::: ИСХОДНЫЙ ТЕКСТ :::

Что ж, стало быть, прав был Чаадаев, прокричавший полтора столетия назад о том, что мы не составляем и "необходимой части человечества", а существуем лишь для того, "чтоб со временем преподать какой-нибудь великий урок миру"? Как несообразно, хотя и знаменательно, что эти слова не столько поразили современников и последующие поколения русских людей священным ужасом, сколько вызвали какой-то болезненный восторг (*); да и вообще проклятия своей земле, презрение к ее истории, характеру народа, воодушевленное поношение всего того, чем любая иная страна традиционно бы гордилась, вот уже много десятилетий считаются у нас хорошим тоном. Но, может быть, и в этом величие народа, черта его характера, - великий народ не боится поношений и охотно смеется над собой, глядя на себя даже в самое кривое зеркало, он знает про себя и не такое, - и в этом простодушии сила, знание иного, чего без любви не разглядеть. "А ты не грусти, говорит одна из героинь Лескова, - чужие земли похвалой стоят, а наша и хайкой крепка будет".

:::

ФОРМУЛИРОВКА ЗАДАНИЯ = Перепишите исходный текст целиком, не внося в него никаких изменений. Строки, помещённые ниже, здесь не используются.

::: СОХРАНЁННЫЕ ДАННЫЕ :::

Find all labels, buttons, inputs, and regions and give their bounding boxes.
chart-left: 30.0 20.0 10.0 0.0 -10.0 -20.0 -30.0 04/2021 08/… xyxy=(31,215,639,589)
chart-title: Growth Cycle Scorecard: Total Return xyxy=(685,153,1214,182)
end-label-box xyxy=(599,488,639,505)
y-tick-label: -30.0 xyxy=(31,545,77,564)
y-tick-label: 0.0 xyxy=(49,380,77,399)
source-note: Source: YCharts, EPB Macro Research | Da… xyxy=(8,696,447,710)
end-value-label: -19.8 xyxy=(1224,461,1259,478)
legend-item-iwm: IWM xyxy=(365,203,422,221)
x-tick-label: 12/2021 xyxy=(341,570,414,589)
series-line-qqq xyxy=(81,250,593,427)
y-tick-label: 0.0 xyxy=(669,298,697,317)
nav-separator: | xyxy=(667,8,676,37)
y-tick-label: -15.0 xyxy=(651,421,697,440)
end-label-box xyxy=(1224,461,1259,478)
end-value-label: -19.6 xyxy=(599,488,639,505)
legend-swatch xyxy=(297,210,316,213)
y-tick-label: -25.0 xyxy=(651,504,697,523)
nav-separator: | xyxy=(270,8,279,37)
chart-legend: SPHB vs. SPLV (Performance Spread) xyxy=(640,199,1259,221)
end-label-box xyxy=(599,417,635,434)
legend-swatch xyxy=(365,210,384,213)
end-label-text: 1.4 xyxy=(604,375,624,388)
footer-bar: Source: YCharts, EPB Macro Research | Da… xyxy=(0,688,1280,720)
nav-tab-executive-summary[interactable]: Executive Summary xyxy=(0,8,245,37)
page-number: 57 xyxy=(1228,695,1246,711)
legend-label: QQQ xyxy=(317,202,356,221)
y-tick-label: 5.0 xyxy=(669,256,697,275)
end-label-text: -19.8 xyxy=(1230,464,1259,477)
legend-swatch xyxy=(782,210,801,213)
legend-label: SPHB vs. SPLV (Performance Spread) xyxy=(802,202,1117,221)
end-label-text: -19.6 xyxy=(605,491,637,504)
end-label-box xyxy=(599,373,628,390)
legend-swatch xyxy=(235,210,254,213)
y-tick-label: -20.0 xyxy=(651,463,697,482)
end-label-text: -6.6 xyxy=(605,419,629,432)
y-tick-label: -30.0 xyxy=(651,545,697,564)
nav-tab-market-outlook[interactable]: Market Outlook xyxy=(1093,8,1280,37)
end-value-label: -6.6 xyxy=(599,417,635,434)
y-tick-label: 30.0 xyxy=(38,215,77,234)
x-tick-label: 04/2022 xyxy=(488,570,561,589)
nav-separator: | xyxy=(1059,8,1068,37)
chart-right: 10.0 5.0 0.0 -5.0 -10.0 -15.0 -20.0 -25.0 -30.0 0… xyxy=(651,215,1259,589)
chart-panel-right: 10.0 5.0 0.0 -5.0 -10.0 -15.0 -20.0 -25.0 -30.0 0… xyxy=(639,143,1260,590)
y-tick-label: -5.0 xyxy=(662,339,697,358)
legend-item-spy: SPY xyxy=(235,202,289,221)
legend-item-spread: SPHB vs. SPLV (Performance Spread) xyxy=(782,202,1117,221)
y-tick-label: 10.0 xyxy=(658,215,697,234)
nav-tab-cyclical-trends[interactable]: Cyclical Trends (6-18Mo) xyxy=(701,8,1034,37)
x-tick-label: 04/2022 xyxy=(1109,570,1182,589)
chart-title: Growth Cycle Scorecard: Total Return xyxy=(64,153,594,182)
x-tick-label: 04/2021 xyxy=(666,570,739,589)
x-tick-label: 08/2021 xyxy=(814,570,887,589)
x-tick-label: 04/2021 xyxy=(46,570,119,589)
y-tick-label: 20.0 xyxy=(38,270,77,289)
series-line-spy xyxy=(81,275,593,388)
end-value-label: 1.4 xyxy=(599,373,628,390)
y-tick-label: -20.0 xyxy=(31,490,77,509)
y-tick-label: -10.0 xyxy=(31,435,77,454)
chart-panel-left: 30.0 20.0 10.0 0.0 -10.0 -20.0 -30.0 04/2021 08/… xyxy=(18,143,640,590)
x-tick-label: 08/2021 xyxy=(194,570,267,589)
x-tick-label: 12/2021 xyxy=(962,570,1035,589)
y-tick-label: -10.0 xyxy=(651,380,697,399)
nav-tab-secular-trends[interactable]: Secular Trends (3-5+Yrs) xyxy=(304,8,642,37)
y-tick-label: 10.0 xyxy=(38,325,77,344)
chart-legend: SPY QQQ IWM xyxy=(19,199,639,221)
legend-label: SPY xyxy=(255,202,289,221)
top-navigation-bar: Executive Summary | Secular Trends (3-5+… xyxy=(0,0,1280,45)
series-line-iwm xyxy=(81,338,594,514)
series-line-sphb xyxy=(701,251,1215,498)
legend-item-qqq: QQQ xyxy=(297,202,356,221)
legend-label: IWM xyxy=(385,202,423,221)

:::

ОТВЕТ =
Что ж, стало быть, прав был Чаадаев, прокричавший полтора столетия назад о том, что мы не составляем и "необходимой части человечества", а существуем лишь для того, "чтоб со временем преподать какой-нибудь великий урок миру"? Как несообразно, хотя и знаменательно, что эти слова не столько поразили современников и последующие поколения русских людей священным ужасом, сколько вызвали какой-то болезненный восторг (*); да и вообще проклятия своей земле, презрение к ее истории, характеру народа, воодушевленное поношение всего того, чем любая иная страна традиционно бы гордилась, вот уже много десятилетий считаются у нас хорошим тоном. Но, может быть, и в этом величие народа, черта его характера, - великий народ не боится поношений и охотно смеется над собой, глядя на себя даже в самое кривое зеркало, он знает про себя и не такое, - и в этом простодушии сила, знание иного, чего без любви не разглядеть. "А ты не грусти, говорит одна из героинь Лескова, - чужие земли похвалой стоят, а наша и хайкой крепка будет".